▶ [EXERCISE DETAILS]:
Please quote every line word for word.

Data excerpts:
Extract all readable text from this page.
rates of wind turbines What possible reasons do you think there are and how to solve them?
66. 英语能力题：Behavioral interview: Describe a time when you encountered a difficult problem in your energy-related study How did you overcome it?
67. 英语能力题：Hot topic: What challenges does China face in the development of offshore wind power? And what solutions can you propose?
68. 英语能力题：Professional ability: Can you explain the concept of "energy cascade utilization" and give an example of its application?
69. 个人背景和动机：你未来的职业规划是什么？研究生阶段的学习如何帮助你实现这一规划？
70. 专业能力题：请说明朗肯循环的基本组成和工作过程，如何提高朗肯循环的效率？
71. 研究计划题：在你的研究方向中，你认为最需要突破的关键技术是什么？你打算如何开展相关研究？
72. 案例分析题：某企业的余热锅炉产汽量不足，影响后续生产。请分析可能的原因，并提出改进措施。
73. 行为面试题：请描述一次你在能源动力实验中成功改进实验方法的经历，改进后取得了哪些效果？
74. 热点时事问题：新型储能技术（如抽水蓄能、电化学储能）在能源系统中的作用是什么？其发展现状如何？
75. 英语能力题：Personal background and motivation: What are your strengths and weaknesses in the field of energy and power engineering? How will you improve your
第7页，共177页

▶ [RESPONSE FOR THIS EXERCISE]:
Extract all readable text from this page.
rates of wind turbines What possible reasons do you think there are and how to solve them?
66. 英语能力题：Behavioral interview: Describe a time when you encountered a difficult problem in your energy-related study How did you overcome it?
67. 英语能力题：Hot topic: What challenges does China face in the development of offshore wind power? And what solutions can you propose?
68. 英语能力题：Professional ability: Can you explain the concept of "energy cascade utilization" and give an example of its application?
69. 个人背景和动机：你未来的职业规划是什么？研究生阶段的学习如何帮助你实现这一规划？
70. 专业能力题：请说明朗肯循环的基本组成和工作过程，如何提高朗肯循环的效率？
71. 研究计划题：在你的研究方向中，你认为最需要突破的关键技术是什么？你打算如何开展相关研究？
72. 案例分析题：某企业的余热锅炉产汽量不足，影响后续生产。请分析可能的原因，并提出改进措施。
73. 行为面试题：请描述一次你在能源动力实验中成功改进实验方法的经历，改进后取得了哪些效果？
74. 热点时事问题：新型储能技术（如抽水蓄能、电化学储能）在能源系统中的作用是什么？其发展现状如何？
75. 英语能力题：Personal background and motivation: What are your strengths and weaknesses in the field of energy and power engineering? How will you improve your
第7页，共177页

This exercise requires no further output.